▶ _DO THIS_: Tally the lines holding the string "text" and reply with that number alone.
- - - - - - -
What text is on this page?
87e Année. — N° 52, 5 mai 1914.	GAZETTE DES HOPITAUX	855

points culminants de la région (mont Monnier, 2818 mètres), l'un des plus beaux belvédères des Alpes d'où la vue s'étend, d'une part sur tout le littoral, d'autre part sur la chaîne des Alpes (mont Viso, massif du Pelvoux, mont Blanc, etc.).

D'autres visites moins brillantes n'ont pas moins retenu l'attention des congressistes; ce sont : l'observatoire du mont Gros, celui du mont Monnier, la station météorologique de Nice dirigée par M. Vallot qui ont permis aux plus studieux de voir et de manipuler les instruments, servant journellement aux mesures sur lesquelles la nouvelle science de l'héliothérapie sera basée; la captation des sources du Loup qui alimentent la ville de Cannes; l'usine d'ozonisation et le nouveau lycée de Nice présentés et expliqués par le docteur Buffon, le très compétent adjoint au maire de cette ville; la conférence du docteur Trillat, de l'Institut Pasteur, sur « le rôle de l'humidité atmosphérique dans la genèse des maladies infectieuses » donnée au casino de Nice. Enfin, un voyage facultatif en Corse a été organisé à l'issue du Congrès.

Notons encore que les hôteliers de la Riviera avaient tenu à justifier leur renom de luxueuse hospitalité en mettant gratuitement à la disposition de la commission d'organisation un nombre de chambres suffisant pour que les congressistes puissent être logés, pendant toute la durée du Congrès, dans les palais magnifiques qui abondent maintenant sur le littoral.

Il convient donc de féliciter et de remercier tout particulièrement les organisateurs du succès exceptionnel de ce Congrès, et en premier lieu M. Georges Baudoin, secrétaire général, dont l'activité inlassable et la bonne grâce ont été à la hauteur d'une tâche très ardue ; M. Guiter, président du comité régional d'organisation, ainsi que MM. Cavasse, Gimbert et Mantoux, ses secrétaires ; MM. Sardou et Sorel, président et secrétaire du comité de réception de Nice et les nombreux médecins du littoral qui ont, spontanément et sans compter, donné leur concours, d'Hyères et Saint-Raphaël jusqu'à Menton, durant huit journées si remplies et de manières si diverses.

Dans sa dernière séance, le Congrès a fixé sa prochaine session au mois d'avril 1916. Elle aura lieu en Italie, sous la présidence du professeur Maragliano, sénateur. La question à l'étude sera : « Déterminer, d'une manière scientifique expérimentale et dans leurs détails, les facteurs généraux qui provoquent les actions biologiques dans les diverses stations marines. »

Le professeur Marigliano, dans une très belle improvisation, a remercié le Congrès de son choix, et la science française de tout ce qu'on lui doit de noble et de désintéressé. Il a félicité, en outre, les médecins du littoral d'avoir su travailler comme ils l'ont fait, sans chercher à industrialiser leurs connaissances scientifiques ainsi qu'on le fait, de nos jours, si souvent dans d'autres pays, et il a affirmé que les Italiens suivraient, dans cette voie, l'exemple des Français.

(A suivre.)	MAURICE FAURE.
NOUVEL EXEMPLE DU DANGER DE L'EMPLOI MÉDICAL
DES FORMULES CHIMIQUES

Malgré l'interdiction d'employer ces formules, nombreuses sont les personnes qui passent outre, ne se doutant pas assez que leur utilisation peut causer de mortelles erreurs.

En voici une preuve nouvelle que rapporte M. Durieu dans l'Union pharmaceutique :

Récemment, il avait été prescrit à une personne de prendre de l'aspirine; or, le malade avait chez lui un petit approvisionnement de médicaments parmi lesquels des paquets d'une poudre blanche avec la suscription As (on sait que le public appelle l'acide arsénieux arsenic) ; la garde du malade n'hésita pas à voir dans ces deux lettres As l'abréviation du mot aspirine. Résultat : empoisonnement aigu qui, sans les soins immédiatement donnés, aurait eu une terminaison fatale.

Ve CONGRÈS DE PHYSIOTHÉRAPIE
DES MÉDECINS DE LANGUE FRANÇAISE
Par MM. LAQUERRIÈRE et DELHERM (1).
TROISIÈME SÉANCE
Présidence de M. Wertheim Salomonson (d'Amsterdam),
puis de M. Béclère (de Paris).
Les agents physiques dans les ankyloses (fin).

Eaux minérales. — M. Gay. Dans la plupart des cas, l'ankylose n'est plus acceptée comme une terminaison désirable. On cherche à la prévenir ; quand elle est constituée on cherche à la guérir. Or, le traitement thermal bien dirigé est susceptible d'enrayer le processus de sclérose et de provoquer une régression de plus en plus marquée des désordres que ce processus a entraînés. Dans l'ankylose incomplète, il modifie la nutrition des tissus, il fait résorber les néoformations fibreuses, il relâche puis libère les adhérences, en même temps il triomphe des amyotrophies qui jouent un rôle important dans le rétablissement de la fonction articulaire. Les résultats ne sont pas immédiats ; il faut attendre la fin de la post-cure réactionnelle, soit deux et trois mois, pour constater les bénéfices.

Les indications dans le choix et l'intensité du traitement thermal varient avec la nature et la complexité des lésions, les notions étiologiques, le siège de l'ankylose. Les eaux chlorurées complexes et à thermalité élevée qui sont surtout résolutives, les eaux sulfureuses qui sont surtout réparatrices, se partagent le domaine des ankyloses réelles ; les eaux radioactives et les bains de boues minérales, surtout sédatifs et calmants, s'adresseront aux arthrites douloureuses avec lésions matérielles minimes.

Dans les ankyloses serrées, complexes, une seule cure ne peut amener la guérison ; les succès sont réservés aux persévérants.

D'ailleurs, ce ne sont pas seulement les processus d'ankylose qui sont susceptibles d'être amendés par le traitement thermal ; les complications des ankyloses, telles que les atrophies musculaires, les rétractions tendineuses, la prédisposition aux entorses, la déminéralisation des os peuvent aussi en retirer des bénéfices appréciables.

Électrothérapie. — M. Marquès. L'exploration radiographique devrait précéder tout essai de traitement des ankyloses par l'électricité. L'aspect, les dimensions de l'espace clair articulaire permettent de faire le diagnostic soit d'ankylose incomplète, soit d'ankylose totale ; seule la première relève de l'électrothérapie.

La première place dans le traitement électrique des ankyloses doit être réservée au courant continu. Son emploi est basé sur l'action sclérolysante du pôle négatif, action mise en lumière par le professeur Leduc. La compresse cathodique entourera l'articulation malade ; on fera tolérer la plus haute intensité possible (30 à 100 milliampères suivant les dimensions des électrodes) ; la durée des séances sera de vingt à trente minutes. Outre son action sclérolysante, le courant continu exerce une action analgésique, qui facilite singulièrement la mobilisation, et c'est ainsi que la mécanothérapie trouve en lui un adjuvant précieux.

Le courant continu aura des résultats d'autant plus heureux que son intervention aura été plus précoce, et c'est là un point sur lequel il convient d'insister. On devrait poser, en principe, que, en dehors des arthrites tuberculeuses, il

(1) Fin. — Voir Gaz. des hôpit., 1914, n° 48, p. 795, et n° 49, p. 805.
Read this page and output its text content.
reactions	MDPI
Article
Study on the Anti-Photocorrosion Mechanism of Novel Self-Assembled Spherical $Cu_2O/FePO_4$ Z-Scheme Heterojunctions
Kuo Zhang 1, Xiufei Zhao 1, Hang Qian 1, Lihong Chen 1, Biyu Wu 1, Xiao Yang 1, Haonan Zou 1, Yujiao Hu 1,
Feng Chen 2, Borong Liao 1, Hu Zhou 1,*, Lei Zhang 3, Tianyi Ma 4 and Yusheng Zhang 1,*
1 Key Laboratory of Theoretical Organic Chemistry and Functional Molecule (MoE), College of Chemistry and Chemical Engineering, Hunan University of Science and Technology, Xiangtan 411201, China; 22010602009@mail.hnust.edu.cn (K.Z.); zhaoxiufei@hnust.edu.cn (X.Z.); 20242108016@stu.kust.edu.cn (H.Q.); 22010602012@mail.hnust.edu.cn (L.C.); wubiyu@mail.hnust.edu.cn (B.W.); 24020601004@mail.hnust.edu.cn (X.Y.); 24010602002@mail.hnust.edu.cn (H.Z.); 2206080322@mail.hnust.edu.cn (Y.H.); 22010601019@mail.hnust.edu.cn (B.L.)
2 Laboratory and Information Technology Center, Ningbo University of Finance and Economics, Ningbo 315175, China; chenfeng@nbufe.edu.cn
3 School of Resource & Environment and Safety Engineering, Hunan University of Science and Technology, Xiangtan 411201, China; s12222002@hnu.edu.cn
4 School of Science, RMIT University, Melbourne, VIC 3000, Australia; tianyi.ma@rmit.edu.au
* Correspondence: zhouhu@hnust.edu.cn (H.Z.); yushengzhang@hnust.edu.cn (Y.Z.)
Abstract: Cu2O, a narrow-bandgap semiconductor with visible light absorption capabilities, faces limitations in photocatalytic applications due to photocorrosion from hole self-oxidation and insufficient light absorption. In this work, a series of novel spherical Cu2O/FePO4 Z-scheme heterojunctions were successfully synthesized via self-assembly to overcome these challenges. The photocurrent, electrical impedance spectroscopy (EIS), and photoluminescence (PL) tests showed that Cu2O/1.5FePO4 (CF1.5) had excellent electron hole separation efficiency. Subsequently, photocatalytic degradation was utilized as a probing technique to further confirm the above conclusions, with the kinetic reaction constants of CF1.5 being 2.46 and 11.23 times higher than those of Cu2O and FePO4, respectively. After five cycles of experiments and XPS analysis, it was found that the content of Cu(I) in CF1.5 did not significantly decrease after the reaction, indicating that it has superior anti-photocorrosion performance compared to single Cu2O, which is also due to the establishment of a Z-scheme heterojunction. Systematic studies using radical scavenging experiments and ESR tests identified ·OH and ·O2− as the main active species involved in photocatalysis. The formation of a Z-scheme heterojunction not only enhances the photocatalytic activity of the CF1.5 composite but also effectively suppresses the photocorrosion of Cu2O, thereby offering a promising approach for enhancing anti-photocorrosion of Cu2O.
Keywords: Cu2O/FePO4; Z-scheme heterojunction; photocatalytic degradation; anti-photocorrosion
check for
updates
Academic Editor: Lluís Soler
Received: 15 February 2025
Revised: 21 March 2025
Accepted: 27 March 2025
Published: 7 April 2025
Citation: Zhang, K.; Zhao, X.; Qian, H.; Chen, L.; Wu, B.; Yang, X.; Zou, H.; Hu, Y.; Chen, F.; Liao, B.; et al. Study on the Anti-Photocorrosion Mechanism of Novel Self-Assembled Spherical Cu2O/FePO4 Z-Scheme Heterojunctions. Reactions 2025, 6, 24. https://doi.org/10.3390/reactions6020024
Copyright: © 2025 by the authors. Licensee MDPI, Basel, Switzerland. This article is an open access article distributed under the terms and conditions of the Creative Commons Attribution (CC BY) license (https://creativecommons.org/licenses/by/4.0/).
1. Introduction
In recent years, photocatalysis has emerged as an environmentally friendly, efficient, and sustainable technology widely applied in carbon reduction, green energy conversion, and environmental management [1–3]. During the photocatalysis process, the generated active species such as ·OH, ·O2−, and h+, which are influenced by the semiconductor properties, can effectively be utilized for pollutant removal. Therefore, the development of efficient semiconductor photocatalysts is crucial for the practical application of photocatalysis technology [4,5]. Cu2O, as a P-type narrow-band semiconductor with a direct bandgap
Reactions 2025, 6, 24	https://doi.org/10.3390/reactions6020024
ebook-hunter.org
- - - - - - -
▶ _CORRECT RESPONSE_: 2